■ **REQUEST**
Can the data below be set down again exactly, line for line?

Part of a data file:
====
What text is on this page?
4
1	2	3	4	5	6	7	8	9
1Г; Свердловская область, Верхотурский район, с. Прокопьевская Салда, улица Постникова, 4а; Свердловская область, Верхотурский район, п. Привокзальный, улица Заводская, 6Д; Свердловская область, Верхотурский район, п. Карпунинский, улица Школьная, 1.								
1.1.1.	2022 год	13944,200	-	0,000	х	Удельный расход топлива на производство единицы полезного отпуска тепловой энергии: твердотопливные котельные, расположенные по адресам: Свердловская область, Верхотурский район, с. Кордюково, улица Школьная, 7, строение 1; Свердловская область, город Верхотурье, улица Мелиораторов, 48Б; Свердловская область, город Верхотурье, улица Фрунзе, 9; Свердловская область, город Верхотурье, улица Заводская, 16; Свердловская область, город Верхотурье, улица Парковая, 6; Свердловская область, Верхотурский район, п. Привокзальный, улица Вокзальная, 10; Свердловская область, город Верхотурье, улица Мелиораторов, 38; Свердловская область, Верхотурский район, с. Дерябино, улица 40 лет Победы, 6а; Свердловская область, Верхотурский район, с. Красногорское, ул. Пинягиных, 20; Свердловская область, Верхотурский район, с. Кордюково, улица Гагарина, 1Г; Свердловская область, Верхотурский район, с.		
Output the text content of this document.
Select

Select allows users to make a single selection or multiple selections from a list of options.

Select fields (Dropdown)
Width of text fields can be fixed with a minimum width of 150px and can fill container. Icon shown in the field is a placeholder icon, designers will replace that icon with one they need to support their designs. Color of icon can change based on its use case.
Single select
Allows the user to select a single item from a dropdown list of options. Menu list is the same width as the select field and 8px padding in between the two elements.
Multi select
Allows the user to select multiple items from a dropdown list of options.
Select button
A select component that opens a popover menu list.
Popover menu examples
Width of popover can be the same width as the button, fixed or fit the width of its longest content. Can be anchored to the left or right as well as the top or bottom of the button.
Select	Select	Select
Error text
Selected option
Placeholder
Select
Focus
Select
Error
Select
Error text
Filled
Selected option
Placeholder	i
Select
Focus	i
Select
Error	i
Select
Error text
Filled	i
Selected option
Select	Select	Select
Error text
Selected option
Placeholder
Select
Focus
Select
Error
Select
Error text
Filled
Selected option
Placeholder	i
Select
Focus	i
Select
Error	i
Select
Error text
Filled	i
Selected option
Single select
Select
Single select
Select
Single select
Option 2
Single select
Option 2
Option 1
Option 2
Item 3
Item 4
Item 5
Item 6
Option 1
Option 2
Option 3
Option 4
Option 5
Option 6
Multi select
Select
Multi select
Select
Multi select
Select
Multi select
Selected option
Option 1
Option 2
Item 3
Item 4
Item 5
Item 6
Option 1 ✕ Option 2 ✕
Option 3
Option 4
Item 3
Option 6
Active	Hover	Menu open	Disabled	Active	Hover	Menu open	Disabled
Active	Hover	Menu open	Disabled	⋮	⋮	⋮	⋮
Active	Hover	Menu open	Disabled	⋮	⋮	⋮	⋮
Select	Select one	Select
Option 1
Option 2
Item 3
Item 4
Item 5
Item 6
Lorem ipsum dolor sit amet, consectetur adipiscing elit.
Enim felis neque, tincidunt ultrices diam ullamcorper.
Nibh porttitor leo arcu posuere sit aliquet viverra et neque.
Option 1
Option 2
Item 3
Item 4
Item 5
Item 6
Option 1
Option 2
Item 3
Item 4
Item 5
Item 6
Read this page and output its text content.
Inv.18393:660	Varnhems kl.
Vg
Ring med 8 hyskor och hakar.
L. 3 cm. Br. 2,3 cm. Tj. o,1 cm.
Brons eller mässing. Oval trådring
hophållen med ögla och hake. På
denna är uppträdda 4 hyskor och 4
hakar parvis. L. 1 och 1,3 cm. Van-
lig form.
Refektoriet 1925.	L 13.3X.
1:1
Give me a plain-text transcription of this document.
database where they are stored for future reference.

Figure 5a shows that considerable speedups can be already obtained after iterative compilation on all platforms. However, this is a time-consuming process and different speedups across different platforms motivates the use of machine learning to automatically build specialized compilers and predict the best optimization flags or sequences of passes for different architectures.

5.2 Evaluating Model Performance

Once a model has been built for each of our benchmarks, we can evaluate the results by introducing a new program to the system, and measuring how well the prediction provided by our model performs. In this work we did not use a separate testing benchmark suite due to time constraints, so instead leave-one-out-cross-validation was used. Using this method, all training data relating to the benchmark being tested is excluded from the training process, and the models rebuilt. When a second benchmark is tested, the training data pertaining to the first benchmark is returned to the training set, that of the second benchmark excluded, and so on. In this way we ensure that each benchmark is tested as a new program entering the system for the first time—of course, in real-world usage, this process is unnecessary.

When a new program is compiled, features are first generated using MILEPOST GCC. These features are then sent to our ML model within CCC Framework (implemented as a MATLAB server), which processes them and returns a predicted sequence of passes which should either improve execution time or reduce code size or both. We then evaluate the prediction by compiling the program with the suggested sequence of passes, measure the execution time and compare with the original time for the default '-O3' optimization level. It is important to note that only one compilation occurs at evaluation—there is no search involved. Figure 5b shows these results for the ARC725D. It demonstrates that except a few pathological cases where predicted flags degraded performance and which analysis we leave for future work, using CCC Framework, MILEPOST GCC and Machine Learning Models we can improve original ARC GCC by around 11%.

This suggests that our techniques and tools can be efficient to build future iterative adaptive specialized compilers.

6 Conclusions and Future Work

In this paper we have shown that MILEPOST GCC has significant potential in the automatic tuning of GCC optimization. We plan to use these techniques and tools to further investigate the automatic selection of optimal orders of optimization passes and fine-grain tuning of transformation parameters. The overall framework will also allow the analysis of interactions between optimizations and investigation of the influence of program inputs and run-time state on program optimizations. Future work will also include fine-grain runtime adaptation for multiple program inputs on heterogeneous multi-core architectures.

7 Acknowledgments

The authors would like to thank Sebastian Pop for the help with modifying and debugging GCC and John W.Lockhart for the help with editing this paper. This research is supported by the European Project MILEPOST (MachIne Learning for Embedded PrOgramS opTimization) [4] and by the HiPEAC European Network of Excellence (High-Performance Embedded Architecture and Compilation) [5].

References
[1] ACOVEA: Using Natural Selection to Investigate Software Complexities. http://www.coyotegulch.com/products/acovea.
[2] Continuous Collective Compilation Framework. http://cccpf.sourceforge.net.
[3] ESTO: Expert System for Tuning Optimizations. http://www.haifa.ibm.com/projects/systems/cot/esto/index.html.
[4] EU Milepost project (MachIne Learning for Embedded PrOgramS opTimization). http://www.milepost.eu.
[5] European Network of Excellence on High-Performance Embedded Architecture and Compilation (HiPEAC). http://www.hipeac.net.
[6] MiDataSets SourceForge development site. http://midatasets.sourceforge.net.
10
====
■ **COMPLETE OUTPUT**
What text is on this page?
4
1	2	3	4	5	6	7	8	9
1Г; Свердловская область, Верхотурский район, с. Прокопьевская Салда, улица Постникова, 4а; Свердловская область, Верхотурский район, п. Привокзальный, улица Заводская, 6Д; Свердловская область, Верхотурский район, п. Карпунинский, улица Школьная, 1.								
1.1.1.	2022 год	13944,200	-	0,000	х	Удельный расход топлива на производство единицы полезного отпуска тепловой энергии: твердотопливные котельные, расположенные по адресам: Свердловская область, Верхотурский район, с. Кордюково, улица Школьная, 7, строение 1; Свердловская область, город Верхотурье, улица Мелиораторов, 48Б; Свердловская область, город Верхотурье, улица Фрунзе, 9; Свердловская область, город Верхотурье, улица Заводская, 16; Свердловская область, город Верхотурье, улица Парковая, 6; Свердловская область, Верхотурский район, п. Привокзальный, улица Вокзальная, 10; Свердловская область, город Верхотурье, улица Мелиораторов, 38; Свердловская область, Верхотурский район, с. Дерябино, улица 40 лет Победы, 6а; Свердловская область, Верхотурский район, с. Красногорское, ул. Пинягиных, 20; Свердловская область, Верхотурский район, с. Кордюково, улица Гагарина, 1Г; Свердловская область, Верхотурский район, с.		
Output the text content of this document.
Select

Select allows users to make a single selection or multiple selections from a list of options.

Select fields (Dropdown)
Width of text fields can be fixed with a minimum width of 150px and can fill container. Icon shown in the field is a placeholder icon, designers will replace that icon with one they need to support their designs. Color of icon can change based on its use case.
Single select
Allows the user to select a single item from a dropdown list of options. Menu list is the same width as the select field and 8px padding in between the two elements.
Multi select
Allows the user to select multiple items from a dropdown list of options.
Select button
A select component that opens a popover menu list.
Popover menu examples
Width of popover can be the same width as the button, fixed or fit the width of its longest content. Can be anchored to the left or right as well as the top or bottom of the button.
Select	Select	Select
Error text
Selected option
Placeholder
Select
Focus
Select
Error
Select
Error text
Filled
Selected option
Placeholder	i
Select
Focus	i
Select
Error	i
Select
Error text
Filled	i
Selected option
Select	Select	Select
Error text
Selected option
Placeholder
Select
Focus
Select
Error
Select
Error text
Filled
Selected option
Placeholder	i
Select
Focus	i
Select
Error	i
Select
Error text
Filled	i
Selected option
Single select
Select
Single select
Select
Single select
Option 2
Single select
Option 2
Option 1
Option 2
Item 3
Item 4
Item 5
Item 6
Option 1
Option 2
Option 3
Option 4
Option 5
Option 6
Multi select
Select
Multi select
Select
Multi select
Select
Multi select
Selected option
Option 1
Option 2
Item 3
Item 4
Item 5
Item 6
Option 1 ✕ Option 2 ✕
Option 3
Option 4
Item 3
Option 6
Active	Hover	Menu open	Disabled	Active	Hover	Menu open	Disabled
Active	Hover	Menu open	Disabled	⋮	⋮	⋮	⋮
Active	Hover	Menu open	Disabled	⋮	⋮	⋮	⋮
Select	Select one	Select
Option 1
Option 2
Item 3
Item 4
Item 5
Item 6
Lorem ipsum dolor sit amet, consectetur adipiscing elit.
Enim felis neque, tincidunt ultrices diam ullamcorper.
Nibh porttitor leo arcu posuere sit aliquet viverra et neque.
Option 1
Option 2
Item 3
Item 4
Item 5
Item 6
Option 1
Option 2
Item 3
Item 4
Item 5
Item 6
Read this page and output its text content.
Inv.18393:660	Varnhems kl.
Vg
Ring med 8 hyskor och hakar.
L. 3 cm. Br. 2,3 cm. Tj. o,1 cm.
Brons eller mässing. Oval trådring
hophållen med ögla och hake. På
denna är uppträdda 4 hyskor och 4
hakar parvis. L. 1 och 1,3 cm. Van-
lig form.
Refektoriet 1925.	L 13.3X.
1:1
Give me a plain-text transcription of this document.
database where they are stored for future reference.

Figure 5a shows that considerable speedups can be already obtained after iterative compilation on all platforms. However, this is a time-consuming process and different speedups across different platforms motivates the use of machine learning to automatically build specialized compilers and predict the best optimization flags or sequences of passes for different architectures.

5.2 Evaluating Model Performance

Once a model has been built for each of our benchmarks, we can evaluate the results by introducing a new program to the system, and measuring how well the prediction provided by our model performs. In this work we did not use a separate testing benchmark suite due to time constraints, so instead leave-one-out-cross-validation was used. Using this method, all training data relating to the benchmark being tested is excluded from the training process, and the models rebuilt. When a second benchmark is tested, the training data pertaining to the first benchmark is returned to the training set, that of the second benchmark excluded, and so on. In this way we ensure that each benchmark is tested as a new program entering the system for the first time—of course, in real-world usage, this process is unnecessary.

When a new program is compiled, features are first generated using MILEPOST GCC. These features are then sent to our ML model within CCC Framework (implemented as a MATLAB server), which processes them and returns a predicted sequence of passes which should either improve execution time or reduce code size or both. We then evaluate the prediction by compiling the program with the suggested sequence of passes, measure the execution time and compare with the original time for the default '-O3' optimization level. It is important to note that only one compilation occurs at evaluation—there is no search involved. Figure 5b shows these results for the ARC725D. It demonstrates that except a few pathological cases where predicted flags degraded performance and which analysis we leave for future work, using CCC Framework, MILEPOST GCC and Machine Learning Models we can improve original ARC GCC by around 11%.

This suggests that our techniques and tools can be efficient to build future iterative adaptive specialized compilers.

6 Conclusions and Future Work

In this paper we have shown that MILEPOST GCC has significant potential in the automatic tuning of GCC optimization. We plan to use these techniques and tools to further investigate the automatic selection of optimal orders of optimization passes and fine-grain tuning of transformation parameters. The overall framework will also allow the analysis of interactions between optimizations and investigation of the influence of program inputs and run-time state on program optimizations. Future work will also include fine-grain runtime adaptation for multiple program inputs on heterogeneous multi-core architectures.

7 Acknowledgments

The authors would like to thank Sebastian Pop for the help with modifying and debugging GCC and John W.Lockhart for the help with editing this paper. This research is supported by the European Project MILEPOST (MachIne Learning for Embedded PrOgramS opTimization) [4] and by the HiPEAC European Network of Excellence (High-Performance Embedded Architecture and Compilation) [5].

References
[1] ACOVEA: Using Natural Selection to Investigate Software Complexities. http://www.coyotegulch.com/products/acovea.
[2] Continuous Collective Compilation Framework. http://cccpf.sourceforge.net.
[3] ESTO: Expert System for Tuning Optimizations. http://www.haifa.ibm.com/projects/systems/cot/esto/index.html.
[4] EU Milepost project (MachIne Learning for Embedded PrOgramS opTimization). http://www.milepost.eu.
[5] European Network of Excellence on High-Performance Embedded Architecture and Compilation (HiPEAC). http://www.hipeac.net.
[6] MiDataSets SourceForge development site. http://midatasets.sourceforge.net.
10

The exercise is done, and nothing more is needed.